Task objective: Transcribe the tail of the listing: start at the line containing "What text is on this page?" and stop after the last line, keeping every character as is and adding nothing.

======== Data in this exercise ========

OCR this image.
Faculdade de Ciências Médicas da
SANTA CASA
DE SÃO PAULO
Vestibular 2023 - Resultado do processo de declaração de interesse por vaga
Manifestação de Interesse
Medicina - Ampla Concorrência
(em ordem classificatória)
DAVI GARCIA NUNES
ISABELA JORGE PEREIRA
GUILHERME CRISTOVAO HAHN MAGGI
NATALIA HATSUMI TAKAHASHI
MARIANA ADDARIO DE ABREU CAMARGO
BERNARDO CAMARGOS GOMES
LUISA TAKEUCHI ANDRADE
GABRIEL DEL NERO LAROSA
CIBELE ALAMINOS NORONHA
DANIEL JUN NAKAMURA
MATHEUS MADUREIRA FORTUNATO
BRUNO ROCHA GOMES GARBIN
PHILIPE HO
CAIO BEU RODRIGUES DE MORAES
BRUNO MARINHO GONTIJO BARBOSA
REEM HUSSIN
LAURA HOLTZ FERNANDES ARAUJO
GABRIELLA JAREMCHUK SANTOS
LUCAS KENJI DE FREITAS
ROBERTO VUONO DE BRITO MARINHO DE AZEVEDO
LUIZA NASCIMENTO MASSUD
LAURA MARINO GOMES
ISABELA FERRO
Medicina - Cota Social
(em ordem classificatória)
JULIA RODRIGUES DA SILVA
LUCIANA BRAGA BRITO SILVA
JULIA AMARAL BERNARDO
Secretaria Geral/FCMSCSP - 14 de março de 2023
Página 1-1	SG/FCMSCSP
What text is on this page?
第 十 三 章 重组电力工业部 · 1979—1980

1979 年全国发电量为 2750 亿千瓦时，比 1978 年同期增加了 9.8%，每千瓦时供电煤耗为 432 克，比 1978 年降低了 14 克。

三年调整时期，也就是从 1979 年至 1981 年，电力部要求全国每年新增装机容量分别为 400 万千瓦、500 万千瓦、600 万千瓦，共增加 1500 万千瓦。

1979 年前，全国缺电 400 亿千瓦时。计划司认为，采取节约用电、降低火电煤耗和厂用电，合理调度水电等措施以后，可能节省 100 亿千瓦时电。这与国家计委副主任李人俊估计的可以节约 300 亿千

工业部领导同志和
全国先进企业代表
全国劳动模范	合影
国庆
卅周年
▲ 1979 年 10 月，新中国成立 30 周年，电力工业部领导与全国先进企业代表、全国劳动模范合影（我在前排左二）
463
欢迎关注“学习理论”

========

Task response:
What text is on this page?
第 十 三 章 重组电力工业部 · 1979—1980

1979 年全国发电量为 2750 亿千瓦时，比 1978 年同期增加了 9.8%，每千瓦时供电煤耗为 432 克，比 1978 年降低了 14 克。

三年调整时期，也就是从 1979 年至 1981 年，电力部要求全国每年新增装机容量分别为 400 万千瓦、500 万千瓦、600 万千瓦，共增加 1500 万千瓦。

1979 年前，全国缺电 400 亿千瓦时。计划司认为，采取节约用电、降低火电煤耗和厂用电，合理调度水电等措施以后，可能节省 100 亿千瓦时电。这与国家计委副主任李人俊估计的可以节约 300 亿千

工业部领导同志和
全国先进企业代表
全国劳动模范	合影
国庆
卅周年
▲ 1979 年 10 月，新中国成立 30 周年，电力工业部领导与全国先进企业代表、全国劳动模范合影（我在前排左二）
463
欢迎关注“学习理论”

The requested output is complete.